• **Set task**: Each record must be reproduced exactly as it is shown.

• **Given data**:
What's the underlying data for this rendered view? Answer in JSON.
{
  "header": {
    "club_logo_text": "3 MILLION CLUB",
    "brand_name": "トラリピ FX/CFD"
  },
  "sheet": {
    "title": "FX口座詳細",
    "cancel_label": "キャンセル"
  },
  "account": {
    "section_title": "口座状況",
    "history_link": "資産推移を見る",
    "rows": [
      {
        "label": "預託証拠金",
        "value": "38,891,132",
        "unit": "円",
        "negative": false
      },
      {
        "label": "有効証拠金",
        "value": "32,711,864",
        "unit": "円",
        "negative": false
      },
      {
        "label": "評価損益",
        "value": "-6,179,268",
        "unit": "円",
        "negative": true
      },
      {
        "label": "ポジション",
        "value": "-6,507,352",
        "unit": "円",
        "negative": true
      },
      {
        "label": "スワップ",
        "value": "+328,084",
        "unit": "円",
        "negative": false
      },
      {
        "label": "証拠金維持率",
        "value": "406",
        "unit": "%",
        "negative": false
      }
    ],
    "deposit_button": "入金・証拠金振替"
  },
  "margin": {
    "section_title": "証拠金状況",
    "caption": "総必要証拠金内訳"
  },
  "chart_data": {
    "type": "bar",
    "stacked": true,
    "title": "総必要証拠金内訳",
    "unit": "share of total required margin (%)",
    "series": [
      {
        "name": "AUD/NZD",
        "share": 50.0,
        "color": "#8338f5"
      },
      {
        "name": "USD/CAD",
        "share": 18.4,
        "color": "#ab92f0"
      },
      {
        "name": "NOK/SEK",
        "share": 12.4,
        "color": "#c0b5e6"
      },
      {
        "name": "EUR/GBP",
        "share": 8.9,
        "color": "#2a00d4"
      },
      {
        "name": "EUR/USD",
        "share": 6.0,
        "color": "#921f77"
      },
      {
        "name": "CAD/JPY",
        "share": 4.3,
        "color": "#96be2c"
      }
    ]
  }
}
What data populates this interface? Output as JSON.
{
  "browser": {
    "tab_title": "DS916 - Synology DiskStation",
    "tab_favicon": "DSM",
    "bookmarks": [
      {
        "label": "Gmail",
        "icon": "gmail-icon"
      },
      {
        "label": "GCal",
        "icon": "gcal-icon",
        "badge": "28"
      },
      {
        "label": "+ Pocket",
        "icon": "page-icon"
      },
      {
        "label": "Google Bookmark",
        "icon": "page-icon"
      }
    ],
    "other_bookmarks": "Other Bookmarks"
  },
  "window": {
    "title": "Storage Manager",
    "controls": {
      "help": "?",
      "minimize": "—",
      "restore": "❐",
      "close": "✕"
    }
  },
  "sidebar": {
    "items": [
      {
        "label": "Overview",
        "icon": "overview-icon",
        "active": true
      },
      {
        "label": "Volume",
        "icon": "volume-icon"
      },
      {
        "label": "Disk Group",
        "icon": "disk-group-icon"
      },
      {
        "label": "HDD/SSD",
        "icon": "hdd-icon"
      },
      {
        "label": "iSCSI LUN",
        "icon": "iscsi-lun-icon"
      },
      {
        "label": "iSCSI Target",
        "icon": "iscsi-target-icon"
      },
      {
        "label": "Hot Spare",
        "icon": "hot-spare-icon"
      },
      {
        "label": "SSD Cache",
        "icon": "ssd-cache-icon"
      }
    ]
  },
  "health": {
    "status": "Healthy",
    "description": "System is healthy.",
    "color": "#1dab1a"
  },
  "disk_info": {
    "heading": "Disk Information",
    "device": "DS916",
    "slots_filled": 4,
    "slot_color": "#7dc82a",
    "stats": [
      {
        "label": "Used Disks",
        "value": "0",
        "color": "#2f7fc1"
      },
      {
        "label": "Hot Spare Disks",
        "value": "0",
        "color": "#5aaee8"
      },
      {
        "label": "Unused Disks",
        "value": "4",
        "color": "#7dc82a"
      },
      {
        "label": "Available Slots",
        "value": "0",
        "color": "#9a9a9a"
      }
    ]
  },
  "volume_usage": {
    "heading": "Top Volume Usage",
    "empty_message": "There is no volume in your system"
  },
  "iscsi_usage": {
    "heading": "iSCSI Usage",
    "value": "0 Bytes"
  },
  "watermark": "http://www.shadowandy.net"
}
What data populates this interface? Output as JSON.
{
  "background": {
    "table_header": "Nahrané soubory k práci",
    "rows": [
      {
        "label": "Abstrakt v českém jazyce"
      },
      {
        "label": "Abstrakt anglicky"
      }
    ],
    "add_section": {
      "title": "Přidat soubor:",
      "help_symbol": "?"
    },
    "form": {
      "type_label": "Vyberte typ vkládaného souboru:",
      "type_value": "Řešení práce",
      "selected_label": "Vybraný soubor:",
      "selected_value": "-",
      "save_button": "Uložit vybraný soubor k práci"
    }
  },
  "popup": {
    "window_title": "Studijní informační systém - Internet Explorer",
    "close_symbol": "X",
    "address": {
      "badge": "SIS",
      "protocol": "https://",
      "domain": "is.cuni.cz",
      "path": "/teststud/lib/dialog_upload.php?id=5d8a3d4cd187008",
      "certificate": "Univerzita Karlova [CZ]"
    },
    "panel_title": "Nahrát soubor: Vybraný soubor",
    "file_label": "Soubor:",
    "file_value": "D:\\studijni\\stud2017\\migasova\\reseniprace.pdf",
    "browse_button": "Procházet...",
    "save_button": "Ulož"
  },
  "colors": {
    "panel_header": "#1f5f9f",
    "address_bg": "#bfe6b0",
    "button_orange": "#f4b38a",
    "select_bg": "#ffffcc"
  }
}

• **Answer to the exercise**:
What's the underlying data for this rendered view? Answer in JSON.
{
  "header": {
    "club_logo_text": "3 MILLION CLUB",
    "brand_name": "トラリピ FX/CFD"
  },
  "sheet": {
    "title": "FX口座詳細",
    "cancel_label": "キャンセル"
  },
  "account": {
    "section_title": "口座状況",
    "history_link": "資産推移を見る",
    "rows": [
      {
        "label": "預託証拠金",
        "value": "38,891,132",
        "unit": "円",
        "negative": false
      },
      {
        "label": "有効証拠金",
        "value": "32,711,864",
        "unit": "円",
        "negative": false
      },
      {
        "label": "評価損益",
        "value": "-6,179,268",
        "unit": "円",
        "negative": true
      },
      {
        "label": "ポジション",
        "value": "-6,507,352",
        "unit": "円",
        "negative": true
      },
      {
        "label": "スワップ",
        "value": "+328,084",
        "unit": "円",
        "negative": false
      },
      {
        "label": "証拠金維持率",
        "value": "406",
        "unit": "%",
        "negative": false
      }
    ],
    "deposit_button": "入金・証拠金振替"
  },
  "margin": {
    "section_title": "証拠金状況",
    "caption": "総必要証拠金内訳"
  },
  "chart_data": {
    "type": "bar",
    "stacked": true,
    "title": "総必要証拠金内訳",
    "unit": "share of total required margin (%)",
    "series": [
      {
        "name": "AUD/NZD",
        "share": 50.0,
        "color": "#8338f5"
      },
      {
        "name": "USD/CAD",
        "share": 18.4,
        "color": "#ab92f0"
      },
      {
        "name": "NOK/SEK",
        "share": 12.4,
        "color": "#c0b5e6"
      },
      {
        "name": "EUR/GBP",
        "share": 8.9,
        "color": "#2a00d4"
      },
      {
        "name": "EUR/USD",
        "share": 6.0,
        "color": "#921f77"
      },
      {
        "name": "CAD/JPY",
        "share": 4.3,
        "color": "#96be2c"
      }
    ]
  }
}
What data populates this interface? Output as JSON.
{
  "browser": {
    "tab_title": "DS916 - Synology DiskStation",
    "tab_favicon": "DSM",
    "bookmarks": [
      {
        "label": "Gmail",
        "icon": "gmail-icon"
      },
      {
        "label": "GCal",
        "icon": "gcal-icon",
        "badge": "28"
      },
      {
        "label": "+ Pocket",
        "icon": "page-icon"
      },
      {
        "label": "Google Bookmark",
        "icon": "page-icon"
      }
    ],
    "other_bookmarks": "Other Bookmarks"
  },
  "window": {
    "title": "Storage Manager",
    "controls": {
      "help": "?",
      "minimize": "—",
      "restore": "❐",
      "close": "✕"
    }
  },
  "sidebar": {
    "items": [
      {
        "label": "Overview",
        "icon": "overview-icon",
        "active": true
      },
      {
        "label": "Volume",
        "icon": "volume-icon"
      },
      {
        "label": "Disk Group",
        "icon": "disk-group-icon"
      },
      {
        "label": "HDD/SSD",
        "icon": "hdd-icon"
      },
      {
        "label": "iSCSI LUN",
        "icon": "iscsi-lun-icon"
      },
      {
        "label": "iSCSI Target",
        "icon": "iscsi-target-icon"
      },
      {
        "label": "Hot Spare",
        "icon": "hot-spare-icon"
      },
      {
        "label": "SSD Cache",
        "icon": "ssd-cache-icon"
      }
    ]
  },
  "health": {
    "status": "Healthy",
    "description": "System is healthy.",
    "color": "#1dab1a"
  },
  "disk_info": {
    "heading": "Disk Information",
    "device": "DS916",
    "slots_filled": 4,
    "slot_color": "#7dc82a",
    "stats": [
      {
        "label": "Used Disks",
        "value": "0",
        "color": "#2f7fc1"
      },
      {
        "label": "Hot Spare Disks",
        "value": "0",
        "color": "#5aaee8"
      },
      {
        "label": "Unused Disks",
        "value": "4",
        "color": "#7dc82a"
      },
      {
        "label": "Available Slots",
        "value": "0",
        "color": "#9a9a9a"
      }
    ]
  },
  "volume_usage": {
    "heading": "Top Volume Usage",
    "empty_message": "There is no volume in your system"
  },
  "iscsi_usage": {
    "heading": "iSCSI Usage",
    "value": "0 Bytes"
  },
  "watermark": "http://www.shadowandy.net"
}
What data populates this interface? Output as JSON.
{
  "background": {
    "table_header": "Nahrané soubory k práci",
    "rows": [
      {
        "label": "Abstrakt v českém jazyce"
      },
      {
        "label": "Abstrakt anglicky"
      }
    ],
    "add_section": {
      "title": "Přidat soubor:",
      "help_symbol": "?"
    },
    "form": {
      "type_label": "Vyberte typ vkládaného souboru:",
      "type_value": "Řešení práce",
      "selected_label": "Vybraný soubor:",
      "selected_value": "-",
      "save_button": "Uložit vybraný soubor k práci"
    }
  },
  "popup": {
    "window_title": "Studijní informační systém - Internet Explorer",
    "close_symbol": "X",
    "address": {
      "badge": "SIS",
      "protocol": "https://",
      "domain": "is.cuni.cz",
      "path": "/teststud/lib/dialog_upload.php?id=5d8a3d4cd187008",
      "certificate": "Univerzita Karlova [CZ]"
    },
    "panel_title": "Nahrát soubor: Vybraný soubor",
    "file_label": "Soubor:",
    "file_value": "D:\\studijni\\stud2017\\migasova\\reseniprace.pdf",
    "browse_button": "Procházet...",
    "save_button": "Ulož"
  },
  "colors": {
    "panel_header": "#1f5f9f",
    "address_bg": "#bfe6b0",
    "button_orange": "#f4b38a",
    "select_bg": "#ffffcc"
  }
}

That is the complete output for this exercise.